Rows from a dataset:
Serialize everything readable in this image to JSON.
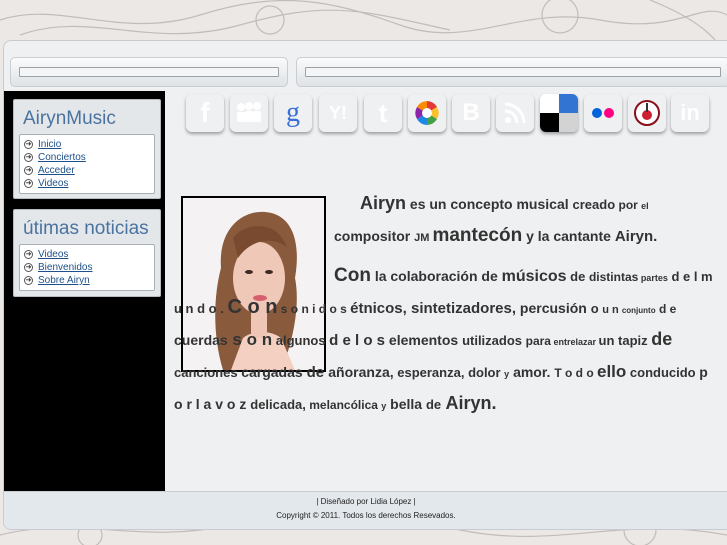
{
  "sidebar": {
    "title": "AirynMusic",
    "menu": [
      "Inicio",
      "Conciertos",
      "Acceder",
      "Videos"
    ],
    "news_title": "útimas noticias",
    "news": [
      "Videos",
      "Bienvenidos",
      "Sobre Airyn"
    ]
  },
  "social_icons": [
    {
      "name": "facebook",
      "glyph": "f",
      "color": "#3b5998"
    },
    {
      "name": "myspace",
      "glyph": "",
      "color": "#1d4f9c"
    },
    {
      "name": "google",
      "glyph": "g",
      "color": "#e8eef8"
    },
    {
      "name": "yahoo",
      "glyph": "Y!",
      "color": "#6a1f7d"
    },
    {
      "name": "twitter",
      "glyph": "t",
      "color": "#49b6e3"
    },
    {
      "name": "picasa",
      "glyph": "",
      "color": "#f2f2f2"
    },
    {
      "name": "blogger",
      "glyph": "B",
      "color": "#f57d00"
    },
    {
      "name": "rss",
      "glyph": "",
      "color": "#f26a21"
    },
    {
      "name": "delicious",
      "glyph": "",
      "color": "#ffffff"
    },
    {
      "name": "flickr",
      "glyph": "",
      "color": "#ffffff"
    },
    {
      "name": "lastfm",
      "glyph": "",
      "color": "#cc2030"
    },
    {
      "name": "linkedin",
      "glyph": "in",
      "color": "#1f73b7"
    }
  ],
  "bio": {
    "p1": [
      [
        "Airyn",
        18
      ],
      [
        " es un concepto musical ",
        14
      ],
      [
        "creado",
        13
      ],
      [
        " por ",
        12
      ],
      [
        "el",
        9
      ],
      [
        " compositor ",
        14
      ],
      [
        "JM ",
        11
      ],
      [
        "mantecón",
        19
      ],
      [
        " y la cantante ",
        14
      ],
      [
        "Airyn.",
        15
      ]
    ],
    "p2": [
      [
        "Con",
        19
      ],
      [
        " la colaboración de ",
        14
      ],
      [
        "músicos",
        16
      ],
      [
        " de ",
        13
      ],
      [
        "distintas",
        12
      ],
      [
        " partes",
        9
      ],
      [
        " d e l m u n d o . ",
        13
      ],
      [
        "C o n",
        20
      ],
      [
        " s o n i d o s ",
        12
      ],
      [
        "étnicos,",
        15
      ],
      [
        " sintetizadores,",
        15
      ],
      [
        " percusión ",
        14
      ],
      [
        "o ",
        13
      ],
      [
        "u n ",
        11
      ],
      [
        "conjunto",
        8
      ],
      [
        " d e ",
        12
      ],
      [
        "cuerdas",
        14
      ],
      [
        " s o n",
        17
      ],
      [
        " algunos ",
        13
      ],
      [
        "d e l o s",
        15
      ],
      [
        " elementos ",
        14
      ],
      [
        "utilizados ",
        13
      ],
      [
        "para",
        12
      ],
      [
        " entrelazar ",
        9
      ],
      [
        "un ",
        13
      ],
      [
        "tapiz ",
        13
      ],
      [
        "de",
        18
      ],
      [
        " canciones ",
        13
      ],
      [
        "cargadas ",
        14
      ],
      [
        "de ",
        15
      ],
      [
        "añoranza,",
        14
      ],
      [
        " esperanza,",
        13
      ],
      [
        " dolor ",
        13
      ],
      [
        "y",
        9
      ],
      [
        " amor. ",
        14
      ],
      [
        "T o d o ",
        12
      ],
      [
        "ello",
        17
      ],
      [
        " conducido ",
        13
      ],
      [
        "p o r l a v o z ",
        14
      ],
      [
        "delicada,",
        13
      ],
      [
        " melancólica ",
        12
      ],
      [
        "y",
        9
      ],
      [
        " bella ",
        14
      ],
      [
        "de",
        13
      ],
      [
        " Airyn.",
        18
      ]
    ]
  },
  "footer": {
    "line1": "| Diseñado por Lidia López |",
    "line2": "Copyright © 2011. Todos los derechos Resevados."
  },
  "colors": {
    "accent": "#4a73a0",
    "link": "#1d4f8a",
    "sidebar_bg": "#000000"
  }
}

#### WHAT IS ASKED:
Pictures in the records must not appear in the copy; transcribe everything else precisely.

#### EXERCISE OUTPUT:
Serialize everything readable in this image to JSON.
{
  "sidebar": {
    "title": "AirynMusic",
    "menu": [
      "Inicio",
      "Conciertos",
      "Acceder",
      "Videos"
    ],
    "news_title": "útimas noticias",
    "news": [
      "Videos",
      "Bienvenidos",
      "Sobre Airyn"
    ]
  },
  "social_icons": [
    {
      "name": "facebook",
      "glyph": "f",
      "color": "#3b5998"
    },
    {
      "name": "myspace",
      "glyph": "",
      "color": "#1d4f9c"
    },
    {
      "name": "google",
      "glyph": "g",
      "color": "#e8eef8"
    },
    {
      "name": "yahoo",
      "glyph": "Y!",
      "color": "#6a1f7d"
    },
    {
      "name": "twitter",
      "glyph": "t",
      "color": "#49b6e3"
    },
    {
      "name": "picasa",
      "glyph": "",
      "color": "#f2f2f2"
    },
    {
      "name": "blogger",
      "glyph": "B",
      "color": "#f57d00"
    },
    {
      "name": "rss",
      "glyph": "",
      "color": "#f26a21"
    },
    {
      "name": "delicious",
      "glyph": "",
      "color": "#ffffff"
    },
    {
      "name": "flickr",
      "glyph": "",
      "color": "#ffffff"
    },
    {
      "name": "lastfm",
      "glyph": "",
      "color": "#cc2030"
    },
    {
      "name": "linkedin",
      "glyph": "in",
      "color": "#1f73b7"
    }
  ],
  "bio": {
    "p1": [
      [
        "Airyn",
        18
      ],
      [
        " es un concepto musical ",
        14
      ],
      [
        "creado",
        13
      ],
      [
        " por ",
        12
      ],
      [
        "el",
        9
      ],
      [
        " compositor ",
        14
      ],
      [
        "JM ",
        11
      ],
      [
        "mantecón",
        19
      ],
      [
        " y la cantante ",
        14
      ],
      [
        "Airyn.",
        15
      ]
    ],
    "p2": [
      [
        "Con",
        19
      ],
      [
        " la colaboración de ",
        14
      ],
      [
        "músicos",
        16
      ],
      [
        " de ",
        13
      ],
      [
        "distintas",
        12
      ],
      [
        " partes",
        9
      ],
      [
        " d e l m u n d o . ",
        13
      ],
      [
        "C o n",
        20
      ],
      [
        " s o n i d o s ",
        12
      ],
      [
        "étnicos,",
        15
      ],
      [
        " sintetizadores,",
        15
      ],
      [
        " percusión ",
        14
      ],
      [
        "o ",
        13
      ],
      [
        "u n ",
        11
      ],
      [
        "conjunto",
        8
      ],
      [
        " d e ",
        12
      ],
      [
        "cuerdas",
        14
      ],
      [
        " s o n",
        17
      ],
      [
        " algunos ",
        13
      ],
      [
        "d e l o s",
        15
      ],
      [
        " elementos ",
        14
      ],
      [
        "utilizados ",
        13
      ],
      [
        "para",
        12
      ],
      [
        " entrelazar ",
        9
      ],
      [
        "un ",
        13
      ],
      [
        "tapiz ",
        13
      ],
      [
        "de",
        18
      ],
      [
        " canciones ",
        13
      ],
      [
        "cargadas ",
        14
      ],
      [
        "de ",
        15
      ],
      [
        "añoranza,",
        14
      ],
      [
        " esperanza,",
        13
      ],
      [
        " dolor ",
        13
      ],
      [
        "y",
        9
      ],
      [
        " amor. ",
        14
      ],
      [
        "T o d o ",
        12
      ],
      [
        "ello",
        17
      ],
      [
        " conducido ",
        13
      ],
      [
        "p o r l a v o z ",
        14
      ],
      [
        "delicada,",
        13
      ],
      [
        " melancólica ",
        12
      ],
      [
        "y",
        9
      ],
      [
        " bella ",
        14
      ],
      [
        "de",
        13
      ],
      [
        " Airyn.",
        18
      ]
    ]
  },
  "footer": {
    "line1": "| Diseñado por Lidia López |",
    "line2": "Copyright © 2011. Todos los derechos Resevados."
  },
  "colors": {
    "accent": "#4a73a0",
    "link": "#1d4f8a",
    "sidebar_bg": "#000000"
  }
}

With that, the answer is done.